• Stated exercise: Locate the word "California" in the material, then show every line that holds it.

_ _ _ _ _ _ _

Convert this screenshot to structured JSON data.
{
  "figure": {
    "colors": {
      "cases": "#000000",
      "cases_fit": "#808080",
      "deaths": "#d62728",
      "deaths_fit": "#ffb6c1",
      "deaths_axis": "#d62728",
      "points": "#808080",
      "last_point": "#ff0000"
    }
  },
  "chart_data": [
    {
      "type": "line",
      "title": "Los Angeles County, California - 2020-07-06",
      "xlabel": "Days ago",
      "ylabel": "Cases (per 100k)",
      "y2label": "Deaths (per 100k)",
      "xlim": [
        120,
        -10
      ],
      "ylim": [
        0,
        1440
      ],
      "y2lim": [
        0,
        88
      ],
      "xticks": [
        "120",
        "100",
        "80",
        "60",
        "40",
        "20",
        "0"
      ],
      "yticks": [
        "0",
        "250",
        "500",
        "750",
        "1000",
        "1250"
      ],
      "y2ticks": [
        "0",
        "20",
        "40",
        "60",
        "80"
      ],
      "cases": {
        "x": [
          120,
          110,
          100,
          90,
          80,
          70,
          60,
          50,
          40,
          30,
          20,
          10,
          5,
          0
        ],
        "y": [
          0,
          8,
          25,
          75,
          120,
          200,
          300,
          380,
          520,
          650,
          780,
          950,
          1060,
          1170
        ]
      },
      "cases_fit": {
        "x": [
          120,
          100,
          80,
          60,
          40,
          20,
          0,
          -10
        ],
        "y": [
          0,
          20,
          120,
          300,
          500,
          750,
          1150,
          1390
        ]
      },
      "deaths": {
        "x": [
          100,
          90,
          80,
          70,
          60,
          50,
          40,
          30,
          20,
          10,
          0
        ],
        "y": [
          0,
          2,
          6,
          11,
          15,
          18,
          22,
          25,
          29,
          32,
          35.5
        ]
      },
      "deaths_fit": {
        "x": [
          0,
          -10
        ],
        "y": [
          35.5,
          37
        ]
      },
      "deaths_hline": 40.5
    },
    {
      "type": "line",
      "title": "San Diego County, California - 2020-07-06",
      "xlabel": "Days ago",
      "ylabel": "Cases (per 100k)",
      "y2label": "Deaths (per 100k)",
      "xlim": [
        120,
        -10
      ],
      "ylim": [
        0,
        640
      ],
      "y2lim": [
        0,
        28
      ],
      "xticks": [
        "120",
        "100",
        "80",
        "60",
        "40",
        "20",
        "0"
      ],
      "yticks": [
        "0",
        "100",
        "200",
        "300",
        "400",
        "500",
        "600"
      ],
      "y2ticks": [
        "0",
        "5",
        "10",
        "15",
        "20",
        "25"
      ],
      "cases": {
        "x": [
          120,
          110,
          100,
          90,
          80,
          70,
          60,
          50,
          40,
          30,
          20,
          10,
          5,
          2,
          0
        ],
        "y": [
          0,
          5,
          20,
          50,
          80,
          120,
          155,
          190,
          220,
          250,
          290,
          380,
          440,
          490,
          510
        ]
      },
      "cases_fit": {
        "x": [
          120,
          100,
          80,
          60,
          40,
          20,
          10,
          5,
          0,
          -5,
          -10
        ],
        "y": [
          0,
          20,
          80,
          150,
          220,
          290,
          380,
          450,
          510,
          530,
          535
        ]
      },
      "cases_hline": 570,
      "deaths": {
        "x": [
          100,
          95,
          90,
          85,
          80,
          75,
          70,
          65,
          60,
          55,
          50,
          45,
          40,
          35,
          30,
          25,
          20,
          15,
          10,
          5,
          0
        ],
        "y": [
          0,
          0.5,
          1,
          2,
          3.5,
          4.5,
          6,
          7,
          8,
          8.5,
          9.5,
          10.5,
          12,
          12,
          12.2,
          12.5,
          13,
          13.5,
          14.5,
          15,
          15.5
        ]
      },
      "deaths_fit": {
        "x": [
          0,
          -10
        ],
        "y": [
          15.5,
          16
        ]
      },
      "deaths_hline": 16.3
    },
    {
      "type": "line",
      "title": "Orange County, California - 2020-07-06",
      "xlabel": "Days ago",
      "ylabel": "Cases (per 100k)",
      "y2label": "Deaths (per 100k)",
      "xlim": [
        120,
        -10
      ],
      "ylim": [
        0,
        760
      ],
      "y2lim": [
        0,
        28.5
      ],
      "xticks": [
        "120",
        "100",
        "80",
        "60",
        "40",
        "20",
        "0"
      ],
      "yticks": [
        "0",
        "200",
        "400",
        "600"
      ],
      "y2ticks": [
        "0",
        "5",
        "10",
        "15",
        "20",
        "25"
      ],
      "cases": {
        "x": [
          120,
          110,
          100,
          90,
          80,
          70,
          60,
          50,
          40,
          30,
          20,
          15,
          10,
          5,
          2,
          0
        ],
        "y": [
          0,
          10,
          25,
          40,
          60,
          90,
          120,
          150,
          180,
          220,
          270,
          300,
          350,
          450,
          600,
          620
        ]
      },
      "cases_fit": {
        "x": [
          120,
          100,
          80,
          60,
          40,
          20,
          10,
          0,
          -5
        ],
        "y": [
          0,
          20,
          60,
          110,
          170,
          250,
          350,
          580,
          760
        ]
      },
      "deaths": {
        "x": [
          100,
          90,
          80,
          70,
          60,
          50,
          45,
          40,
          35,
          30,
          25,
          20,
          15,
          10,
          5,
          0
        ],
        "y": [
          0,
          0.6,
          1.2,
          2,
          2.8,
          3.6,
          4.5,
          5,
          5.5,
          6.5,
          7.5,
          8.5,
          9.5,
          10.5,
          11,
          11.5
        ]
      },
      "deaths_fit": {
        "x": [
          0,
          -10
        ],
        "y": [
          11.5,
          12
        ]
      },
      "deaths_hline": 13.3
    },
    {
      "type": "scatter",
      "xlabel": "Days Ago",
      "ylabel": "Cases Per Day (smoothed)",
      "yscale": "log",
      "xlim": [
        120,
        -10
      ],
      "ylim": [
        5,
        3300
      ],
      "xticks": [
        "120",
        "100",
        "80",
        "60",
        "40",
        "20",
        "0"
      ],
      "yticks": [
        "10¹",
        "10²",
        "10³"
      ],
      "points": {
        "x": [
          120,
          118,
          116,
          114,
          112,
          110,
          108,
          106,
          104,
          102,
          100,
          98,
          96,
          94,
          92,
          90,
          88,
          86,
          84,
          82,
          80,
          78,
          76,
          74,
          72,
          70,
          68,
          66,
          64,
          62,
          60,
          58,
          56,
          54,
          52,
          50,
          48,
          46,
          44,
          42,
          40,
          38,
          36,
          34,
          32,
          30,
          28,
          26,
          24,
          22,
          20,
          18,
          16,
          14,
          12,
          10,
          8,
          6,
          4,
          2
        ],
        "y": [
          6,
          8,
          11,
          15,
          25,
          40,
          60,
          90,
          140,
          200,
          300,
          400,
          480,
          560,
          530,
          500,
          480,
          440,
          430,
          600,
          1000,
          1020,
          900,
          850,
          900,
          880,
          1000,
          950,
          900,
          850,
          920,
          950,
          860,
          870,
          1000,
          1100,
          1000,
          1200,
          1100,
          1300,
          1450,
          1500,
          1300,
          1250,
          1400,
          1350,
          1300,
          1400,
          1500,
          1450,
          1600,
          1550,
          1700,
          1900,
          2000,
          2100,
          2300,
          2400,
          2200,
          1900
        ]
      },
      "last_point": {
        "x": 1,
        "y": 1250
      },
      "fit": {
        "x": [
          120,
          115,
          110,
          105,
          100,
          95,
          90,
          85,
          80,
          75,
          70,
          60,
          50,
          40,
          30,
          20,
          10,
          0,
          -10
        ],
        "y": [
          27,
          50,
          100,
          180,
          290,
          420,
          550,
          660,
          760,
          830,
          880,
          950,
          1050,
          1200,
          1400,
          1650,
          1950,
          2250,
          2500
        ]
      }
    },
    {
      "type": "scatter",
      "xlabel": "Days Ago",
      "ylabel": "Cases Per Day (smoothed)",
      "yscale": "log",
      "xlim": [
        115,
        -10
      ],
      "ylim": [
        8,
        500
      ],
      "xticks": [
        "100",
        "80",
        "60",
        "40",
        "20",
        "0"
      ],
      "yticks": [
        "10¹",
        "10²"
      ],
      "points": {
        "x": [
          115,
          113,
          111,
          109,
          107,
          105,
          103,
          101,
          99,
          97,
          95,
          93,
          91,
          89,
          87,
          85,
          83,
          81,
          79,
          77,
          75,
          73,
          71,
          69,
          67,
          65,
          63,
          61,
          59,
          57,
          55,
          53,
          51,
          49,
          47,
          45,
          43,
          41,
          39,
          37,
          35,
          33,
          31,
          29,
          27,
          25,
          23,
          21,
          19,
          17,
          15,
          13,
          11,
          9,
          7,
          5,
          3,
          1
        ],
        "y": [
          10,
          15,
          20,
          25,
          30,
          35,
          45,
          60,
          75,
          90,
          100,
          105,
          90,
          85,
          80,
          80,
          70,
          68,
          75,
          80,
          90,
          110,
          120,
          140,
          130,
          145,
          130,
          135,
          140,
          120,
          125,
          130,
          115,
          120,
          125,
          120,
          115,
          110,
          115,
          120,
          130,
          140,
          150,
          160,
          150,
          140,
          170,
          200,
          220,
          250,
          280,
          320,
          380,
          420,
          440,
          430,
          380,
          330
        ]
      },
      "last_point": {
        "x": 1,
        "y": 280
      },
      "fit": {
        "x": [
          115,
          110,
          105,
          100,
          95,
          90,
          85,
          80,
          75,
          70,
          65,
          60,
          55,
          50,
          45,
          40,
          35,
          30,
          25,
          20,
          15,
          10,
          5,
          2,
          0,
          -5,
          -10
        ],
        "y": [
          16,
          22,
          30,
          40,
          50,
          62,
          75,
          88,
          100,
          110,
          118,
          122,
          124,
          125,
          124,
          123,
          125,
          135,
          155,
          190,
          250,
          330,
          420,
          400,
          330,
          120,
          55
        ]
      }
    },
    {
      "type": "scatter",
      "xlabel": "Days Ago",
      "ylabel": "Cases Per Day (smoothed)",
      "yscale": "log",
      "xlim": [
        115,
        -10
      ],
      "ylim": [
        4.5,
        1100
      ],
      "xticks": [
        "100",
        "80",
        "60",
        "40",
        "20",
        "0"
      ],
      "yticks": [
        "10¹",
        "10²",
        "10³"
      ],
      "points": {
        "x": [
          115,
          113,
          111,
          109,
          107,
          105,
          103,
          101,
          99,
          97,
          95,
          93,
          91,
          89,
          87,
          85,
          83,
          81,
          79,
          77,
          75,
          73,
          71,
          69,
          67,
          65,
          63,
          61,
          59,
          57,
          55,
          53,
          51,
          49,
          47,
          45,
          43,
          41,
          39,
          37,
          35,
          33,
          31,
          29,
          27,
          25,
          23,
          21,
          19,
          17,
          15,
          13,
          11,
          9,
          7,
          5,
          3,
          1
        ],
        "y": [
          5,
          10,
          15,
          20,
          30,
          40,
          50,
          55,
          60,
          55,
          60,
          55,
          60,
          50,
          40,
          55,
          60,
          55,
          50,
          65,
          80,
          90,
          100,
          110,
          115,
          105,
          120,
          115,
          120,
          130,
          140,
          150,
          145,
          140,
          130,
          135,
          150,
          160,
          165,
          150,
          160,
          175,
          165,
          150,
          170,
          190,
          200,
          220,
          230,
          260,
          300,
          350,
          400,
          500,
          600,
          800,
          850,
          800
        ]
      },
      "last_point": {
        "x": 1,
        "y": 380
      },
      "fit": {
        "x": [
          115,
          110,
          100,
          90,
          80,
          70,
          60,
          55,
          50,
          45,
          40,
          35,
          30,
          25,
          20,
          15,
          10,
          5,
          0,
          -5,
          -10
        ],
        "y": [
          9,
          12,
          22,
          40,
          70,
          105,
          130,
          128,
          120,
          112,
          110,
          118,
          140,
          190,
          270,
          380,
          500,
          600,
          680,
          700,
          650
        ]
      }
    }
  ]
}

_ _ _ _ _ _ _

• Answer to the task:
      "title": "Los Angeles County, California - 2020-07-06",
      "title": "San Diego County, California - 2020-07-06",
      "title": "Orange County, California - 2020-07-06",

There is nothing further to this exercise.